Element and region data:
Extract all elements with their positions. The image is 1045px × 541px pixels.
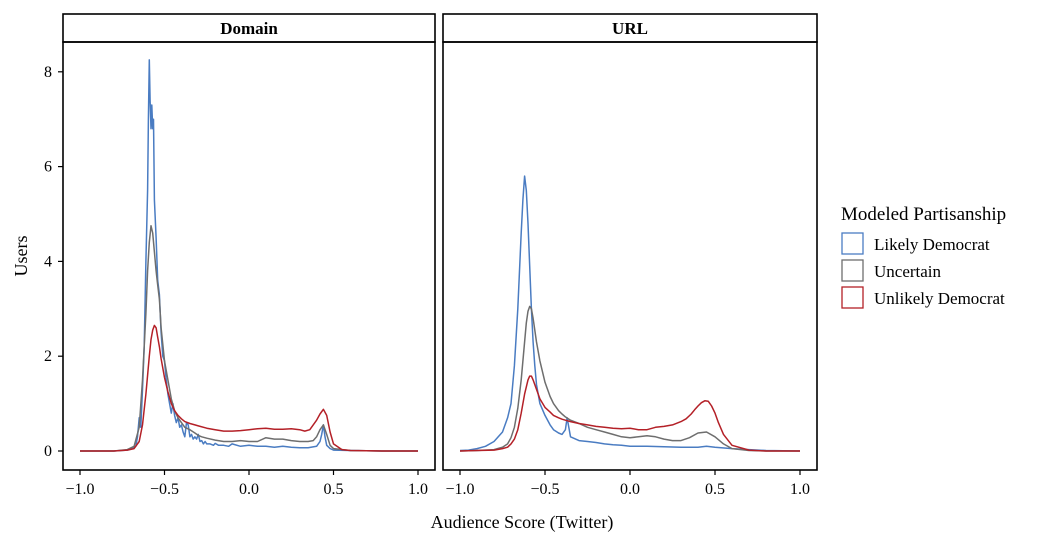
legend-label-unlikely-democrat: Unlikely Democrat xyxy=(874,289,1005,308)
legend-key-unlikely-democrat xyxy=(841,286,864,309)
x-axis: −1.0 −0.5 0.0 0.5 1.0 −1.0 −0.5 0.0 0.5 1.0 xyxy=(65,470,810,498)
x-tick-label: 0.0 xyxy=(239,481,259,498)
line-url-likely-democrat xyxy=(459,175,801,452)
strip-label-domain: Domain xyxy=(220,19,278,38)
line-url-unlikely-democrat xyxy=(459,375,800,452)
y-axis-title: Users xyxy=(11,236,31,277)
x-tick-label: −1.0 xyxy=(445,481,474,498)
legend-label-likely-democrat: Likely Democrat xyxy=(874,235,990,254)
x-tick-label: −0.5 xyxy=(150,481,179,498)
strip-box-url xyxy=(442,13,818,43)
strip-label-url: URL xyxy=(612,19,648,38)
y-tick-label: 8 xyxy=(44,64,52,81)
y-tick-label: 4 xyxy=(44,253,52,270)
y-tick-label: 6 xyxy=(44,159,52,176)
legend: Modeled Partisanship Likely Democrat Unc… xyxy=(841,204,1006,309)
line-domain-uncertain xyxy=(80,225,418,452)
x-tick-label: 1.0 xyxy=(790,481,810,498)
panel-url: URL xyxy=(442,13,818,471)
x-tick-label: 0.5 xyxy=(705,481,725,498)
legend-title: Modeled Partisanship xyxy=(841,204,1006,225)
legend-key-uncertain xyxy=(841,259,864,282)
y-tick-label: 0 xyxy=(44,443,52,460)
y-tick-label: 2 xyxy=(44,348,52,365)
line-url-uncertain xyxy=(459,305,800,452)
x-tick-label: 0.5 xyxy=(324,481,344,498)
x-axis-title: Audience Score (Twitter) xyxy=(431,512,614,533)
panel-frame-domain xyxy=(62,41,436,471)
strip-box-domain xyxy=(62,13,436,43)
y-axis: 0 2 4 6 8 xyxy=(44,64,63,460)
panel-frame-url xyxy=(442,41,818,471)
x-tick-label: 1.0 xyxy=(408,481,428,498)
series-group-url xyxy=(459,175,801,452)
legend-key-likely-democrat xyxy=(841,232,864,255)
x-tick-label: −1.0 xyxy=(65,481,94,498)
legend-label-uncertain: Uncertain xyxy=(874,262,942,281)
line-domain-likely-democrat xyxy=(80,59,418,452)
x-tick-label: −0.5 xyxy=(530,481,559,498)
series-group-domain xyxy=(80,59,418,452)
panel-domain: Domain xyxy=(62,13,436,471)
x-tick-label: 0.0 xyxy=(620,481,640,498)
line-domain-unlikely-democrat xyxy=(80,324,418,452)
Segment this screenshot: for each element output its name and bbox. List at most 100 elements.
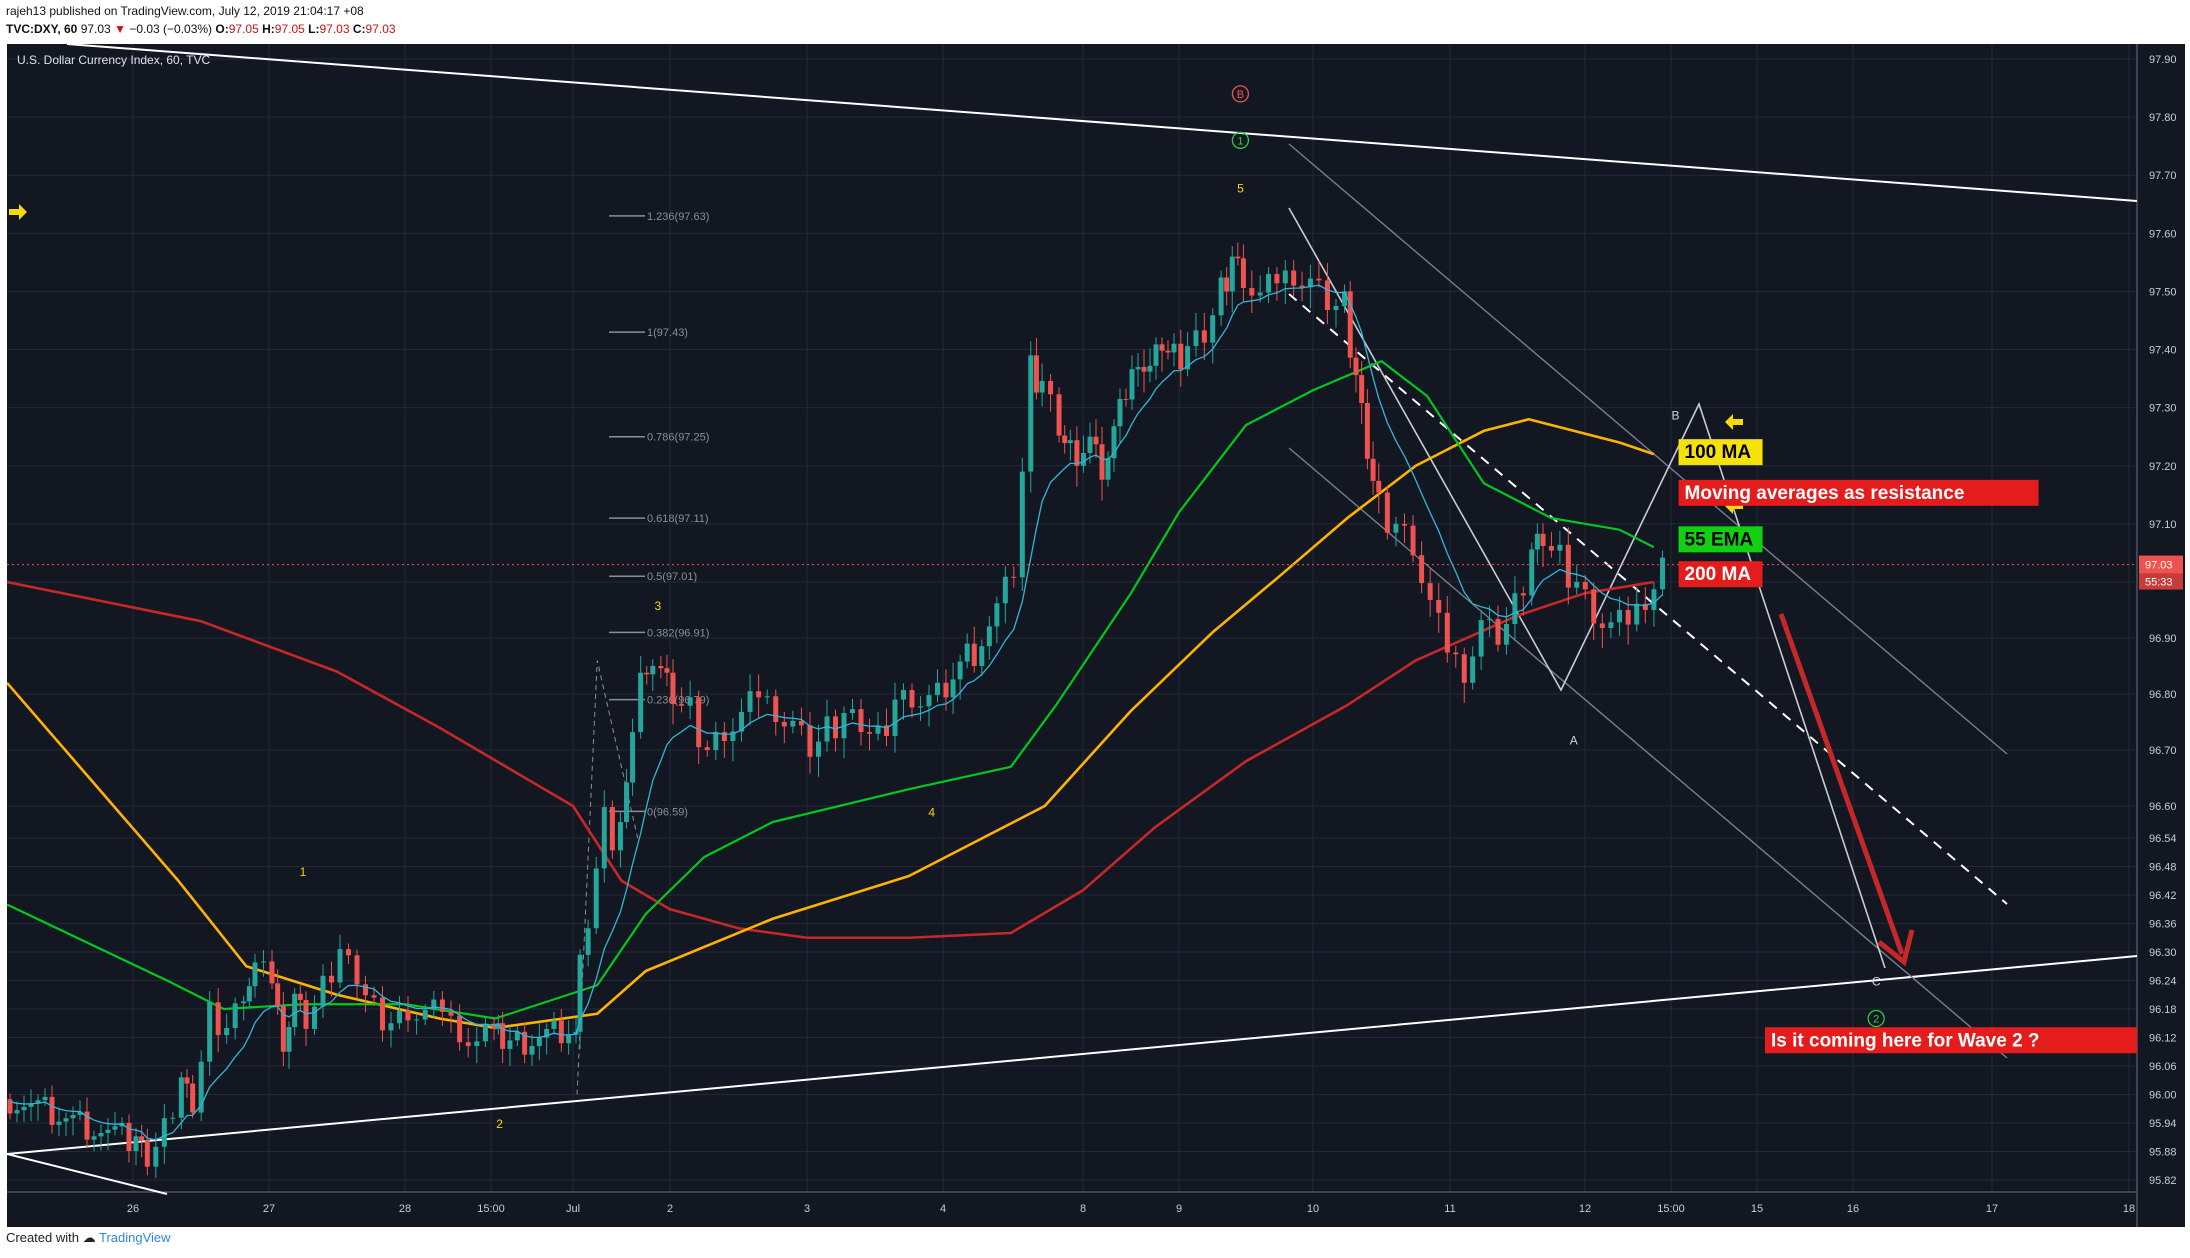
candle-body bbox=[971, 643, 977, 666]
fib-level-label: 0.5(97.01) bbox=[647, 571, 697, 583]
candle-body bbox=[1660, 557, 1666, 590]
wave-label: 5 bbox=[1237, 182, 1244, 196]
candle-body bbox=[1165, 350, 1171, 353]
candle-body bbox=[884, 725, 889, 736]
candle-body bbox=[126, 1123, 132, 1152]
candle-body bbox=[448, 1011, 454, 1016]
open-label: O: bbox=[215, 22, 229, 36]
candle-body bbox=[91, 1136, 97, 1140]
wave-circle bbox=[1867, 1009, 1885, 1028]
candle-body bbox=[397, 1010, 402, 1024]
candle-body bbox=[522, 1031, 528, 1055]
candle-body bbox=[405, 1010, 411, 1021]
wave-label: 1 bbox=[300, 865, 307, 879]
candle-body bbox=[1591, 589, 1597, 624]
channel-mid-dashed bbox=[1288, 293, 2008, 905]
candle-body bbox=[566, 1034, 572, 1044]
x-tick-label: 9 bbox=[1176, 1203, 1182, 1215]
candle-body bbox=[721, 732, 727, 742]
y-tick-label: 96.60 bbox=[2149, 801, 2177, 813]
candle-body bbox=[465, 1042, 471, 1047]
fib-level-label: 0.236(96.79) bbox=[647, 695, 709, 707]
price-chart[interactable]: 97.90 97.80 97.70 97.60 97.50 97.40 97.30 97.20… bbox=[7, 44, 2185, 1227]
candle-body bbox=[544, 1028, 550, 1038]
candle-body bbox=[303, 999, 309, 1029]
candle-body bbox=[329, 975, 334, 983]
candle-body bbox=[1401, 523, 1407, 526]
fib-level-label: 0.618(97.11) bbox=[647, 513, 709, 525]
candle-body bbox=[35, 1100, 41, 1104]
candle-body bbox=[388, 1023, 394, 1031]
created-with-label: Created with bbox=[6, 1230, 79, 1245]
candle-body bbox=[1565, 544, 1571, 588]
candle-body bbox=[153, 1146, 159, 1167]
candle-body bbox=[495, 1023, 501, 1029]
y-tick-label: 96.42 bbox=[2149, 890, 2177, 902]
fib-level-label: 1.236(97.63) bbox=[647, 211, 709, 223]
candle-body bbox=[867, 732, 872, 734]
candle-body bbox=[1487, 618, 1493, 621]
candle-body bbox=[1342, 291, 1348, 306]
candle-body bbox=[644, 672, 650, 675]
y-tick-label: 96.30 bbox=[2149, 947, 2177, 959]
wave-circle-label: 2 bbox=[1873, 1014, 1879, 1026]
x-tick-label: 26 bbox=[127, 1203, 139, 1215]
candle-body bbox=[551, 1020, 557, 1029]
candle-body bbox=[215, 1002, 221, 1036]
candle-body bbox=[1625, 610, 1631, 625]
candle-body bbox=[1266, 274, 1272, 293]
candle-body bbox=[414, 1019, 420, 1021]
candle-body bbox=[49, 1096, 55, 1125]
y-tick-label: 96.70 bbox=[2149, 745, 2177, 757]
x-tick-label: 15:00 bbox=[1657, 1203, 1685, 1215]
candle-body bbox=[337, 949, 343, 983]
annotation-box bbox=[1765, 1027, 2137, 1054]
candle-body bbox=[1099, 444, 1105, 480]
candle-body bbox=[858, 709, 864, 733]
wave-label: A bbox=[1570, 733, 1578, 747]
candle-body bbox=[875, 725, 881, 734]
countdown-tag-bg bbox=[2139, 573, 2183, 590]
candle-body bbox=[14, 1110, 20, 1114]
footer: Created with ☁ TradingView bbox=[6, 1230, 171, 1246]
candle-body bbox=[730, 731, 736, 742]
candle-body bbox=[1210, 315, 1216, 343]
y-tick-label: 97.50 bbox=[2149, 286, 2177, 298]
candle-body bbox=[354, 955, 360, 985]
change-value: −0.03 (−0.03%) bbox=[129, 22, 213, 36]
candle-body bbox=[439, 999, 445, 1012]
channel-lower bbox=[1288, 447, 2008, 1059]
candle-body bbox=[1427, 583, 1433, 600]
annotation-box bbox=[1678, 526, 1763, 553]
candle-body bbox=[833, 716, 838, 739]
y-tick-label: 97.20 bbox=[2149, 461, 2177, 473]
annotation-box bbox=[1678, 561, 1763, 588]
y-tick-label: 96.80 bbox=[2149, 689, 2177, 701]
candle-body bbox=[609, 807, 615, 851]
candle-body bbox=[1039, 380, 1045, 393]
candle-body bbox=[850, 709, 855, 714]
candle-body bbox=[1359, 375, 1365, 404]
candle-body bbox=[1257, 292, 1263, 296]
candle-body bbox=[1324, 280, 1330, 311]
projection-arrow-head-icon bbox=[1877, 929, 1915, 967]
candle-body bbox=[1080, 452, 1086, 466]
candle-body bbox=[1147, 365, 1153, 372]
candle-body bbox=[650, 666, 656, 675]
candle-body bbox=[1599, 623, 1605, 628]
x-tick-label: 28 bbox=[399, 1203, 411, 1215]
candle-body bbox=[1582, 582, 1588, 590]
candle-body bbox=[901, 690, 906, 700]
candle-body bbox=[679, 704, 685, 706]
candle-body bbox=[1019, 471, 1025, 578]
candle-body bbox=[926, 695, 932, 707]
candle-body bbox=[1376, 480, 1382, 493]
y-tick-label: 96.06 bbox=[2149, 1061, 2177, 1073]
x-tick-label: 8 bbox=[1080, 1203, 1086, 1215]
candle-body bbox=[994, 603, 1000, 627]
candle-body bbox=[601, 807, 607, 869]
candle-body bbox=[1370, 458, 1376, 481]
x-tick-label: 16 bbox=[1847, 1203, 1859, 1215]
candle-body bbox=[790, 720, 796, 727]
y-tick-label: 97.40 bbox=[2149, 345, 2177, 357]
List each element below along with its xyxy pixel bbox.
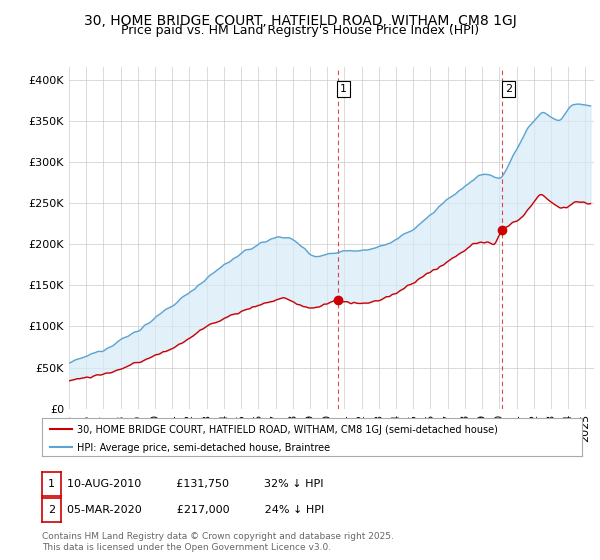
Text: 30, HOME BRIDGE COURT, HATFIELD ROAD, WITHAM, CM8 1GJ (semi-detached house): 30, HOME BRIDGE COURT, HATFIELD ROAD, WI… [77,424,498,435]
Text: 2: 2 [505,84,512,94]
Text: 2: 2 [48,505,55,515]
Text: 30, HOME BRIDGE COURT, HATFIELD ROAD, WITHAM, CM8 1GJ: 30, HOME BRIDGE COURT, HATFIELD ROAD, WI… [83,14,517,28]
Text: Contains HM Land Registry data © Crown copyright and database right 2025.
This d: Contains HM Land Registry data © Crown c… [42,532,394,552]
Text: 1: 1 [48,479,55,489]
Text: 10-AUG-2010          £131,750          32% ↓ HPI: 10-AUG-2010 £131,750 32% ↓ HPI [67,479,324,489]
Text: HPI: Average price, semi-detached house, Braintree: HPI: Average price, semi-detached house,… [77,442,330,452]
Text: Price paid vs. HM Land Registry's House Price Index (HPI): Price paid vs. HM Land Registry's House … [121,24,479,37]
Text: 1: 1 [340,84,347,94]
Text: 05-MAR-2020          £217,000          24% ↓ HPI: 05-MAR-2020 £217,000 24% ↓ HPI [67,505,325,515]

**The exercise:** Please pick out every row above that contains the string "annotation", and copy each one.

**Expected output:**
annotation-box bbox=[1765, 1027, 2137, 1054]
annotation-box bbox=[1678, 526, 1763, 553]
annotation-box bbox=[1678, 561, 1763, 588]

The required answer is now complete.